# [Job]
Give back all the data exactly, line by line.
<<<<
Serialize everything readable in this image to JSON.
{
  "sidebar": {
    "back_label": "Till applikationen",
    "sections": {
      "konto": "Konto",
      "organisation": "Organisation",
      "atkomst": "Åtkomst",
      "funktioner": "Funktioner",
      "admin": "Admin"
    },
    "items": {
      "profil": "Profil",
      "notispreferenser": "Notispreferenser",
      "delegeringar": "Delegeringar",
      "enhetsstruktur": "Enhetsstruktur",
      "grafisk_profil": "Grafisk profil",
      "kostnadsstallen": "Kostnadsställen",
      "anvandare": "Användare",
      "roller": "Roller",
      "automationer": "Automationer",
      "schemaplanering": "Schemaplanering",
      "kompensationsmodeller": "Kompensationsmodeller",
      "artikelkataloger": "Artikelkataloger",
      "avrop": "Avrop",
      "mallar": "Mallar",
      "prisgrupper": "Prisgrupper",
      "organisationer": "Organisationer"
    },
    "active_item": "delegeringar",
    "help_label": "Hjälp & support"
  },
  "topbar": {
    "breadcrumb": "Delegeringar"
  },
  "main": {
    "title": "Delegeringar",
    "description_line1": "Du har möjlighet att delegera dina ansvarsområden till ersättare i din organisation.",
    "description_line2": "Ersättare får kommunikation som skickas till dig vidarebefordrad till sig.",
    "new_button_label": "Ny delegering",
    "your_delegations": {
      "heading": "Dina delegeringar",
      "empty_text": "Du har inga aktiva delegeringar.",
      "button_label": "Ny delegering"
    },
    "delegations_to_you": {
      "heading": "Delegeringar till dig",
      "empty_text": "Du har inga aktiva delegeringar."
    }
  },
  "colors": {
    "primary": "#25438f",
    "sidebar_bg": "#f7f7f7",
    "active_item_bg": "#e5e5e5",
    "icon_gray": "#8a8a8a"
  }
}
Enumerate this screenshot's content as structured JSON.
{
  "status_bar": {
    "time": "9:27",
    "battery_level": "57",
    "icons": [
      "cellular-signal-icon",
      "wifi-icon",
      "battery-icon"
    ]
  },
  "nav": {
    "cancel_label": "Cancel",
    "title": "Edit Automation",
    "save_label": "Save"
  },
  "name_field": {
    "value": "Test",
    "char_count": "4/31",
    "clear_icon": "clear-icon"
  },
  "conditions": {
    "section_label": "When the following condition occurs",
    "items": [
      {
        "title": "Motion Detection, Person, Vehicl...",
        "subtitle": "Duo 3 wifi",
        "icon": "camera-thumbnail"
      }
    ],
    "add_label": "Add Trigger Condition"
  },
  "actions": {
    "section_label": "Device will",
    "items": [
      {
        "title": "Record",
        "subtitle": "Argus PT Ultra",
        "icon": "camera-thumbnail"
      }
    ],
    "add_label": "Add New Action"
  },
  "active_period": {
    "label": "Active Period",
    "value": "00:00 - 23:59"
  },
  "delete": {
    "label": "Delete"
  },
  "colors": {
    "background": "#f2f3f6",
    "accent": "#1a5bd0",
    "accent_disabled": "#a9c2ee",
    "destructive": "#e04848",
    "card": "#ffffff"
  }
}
>>>>
# [Answer to the exercise]
Serialize everything readable in this image to JSON.
{
  "sidebar": {
    "back_label": "Till applikationen",
    "sections": {
      "konto": "Konto",
      "organisation": "Organisation",
      "atkomst": "Åtkomst",
      "funktioner": "Funktioner",
      "admin": "Admin"
    },
    "items": {
      "profil": "Profil",
      "notispreferenser": "Notispreferenser",
      "delegeringar": "Delegeringar",
      "enhetsstruktur": "Enhetsstruktur",
      "grafisk_profil": "Grafisk profil",
      "kostnadsstallen": "Kostnadsställen",
      "anvandare": "Användare",
      "roller": "Roller",
      "automationer": "Automationer",
      "schemaplanering": "Schemaplanering",
      "kompensationsmodeller": "Kompensationsmodeller",
      "artikelkataloger": "Artikelkataloger",
      "avrop": "Avrop",
      "mallar": "Mallar",
      "prisgrupper": "Prisgrupper",
      "organisationer": "Organisationer"
    },
    "active_item": "delegeringar",
    "help_label": "Hjälp & support"
  },
  "topbar": {
    "breadcrumb": "Delegeringar"
  },
  "main": {
    "title": "Delegeringar",
    "description_line1": "Du har möjlighet att delegera dina ansvarsområden till ersättare i din organisation.",
    "description_line2": "Ersättare får kommunikation som skickas till dig vidarebefordrad till sig.",
    "new_button_label": "Ny delegering",
    "your_delegations": {
      "heading": "Dina delegeringar",
      "empty_text": "Du har inga aktiva delegeringar.",
      "button_label": "Ny delegering"
    },
    "delegations_to_you": {
      "heading": "Delegeringar till dig",
      "empty_text": "Du har inga aktiva delegeringar."
    }
  },
  "colors": {
    "primary": "#25438f",
    "sidebar_bg": "#f7f7f7",
    "active_item_bg": "#e5e5e5",
    "icon_gray": "#8a8a8a"
  }
}
Enumerate this screenshot's content as structured JSON.
{
  "status_bar": {
    "time": "9:27",
    "battery_level": "57",
    "icons": [
      "cellular-signal-icon",
      "wifi-icon",
      "battery-icon"
    ]
  },
  "nav": {
    "cancel_label": "Cancel",
    "title": "Edit Automation",
    "save_label": "Save"
  },
  "name_field": {
    "value": "Test",
    "char_count": "4/31",
    "clear_icon": "clear-icon"
  },
  "conditions": {
    "section_label": "When the following condition occurs",
    "items": [
      {
        "title": "Motion Detection, Person, Vehicl...",
        "subtitle": "Duo 3 wifi",
        "icon": "camera-thumbnail"
      }
    ],
    "add_label": "Add Trigger Condition"
  },
  "actions": {
    "section_label": "Device will",
    "items": [
      {
        "title": "Record",
        "subtitle": "Argus PT Ultra",
        "icon": "camera-thumbnail"
      }
    ],
    "add_label": "Add New Action"
  },
  "active_period": {
    "label": "Active Period",
    "value": "00:00 - 23:59"
  },
  "delete": {
    "label": "Delete"
  },
  "colors": {
    "background": "#f2f3f6",
    "accent": "#1a5bd0",
    "accent_disabled": "#a9c2ee",
    "destructive": "#e04848",
    "card": "#ffffff"
  }
}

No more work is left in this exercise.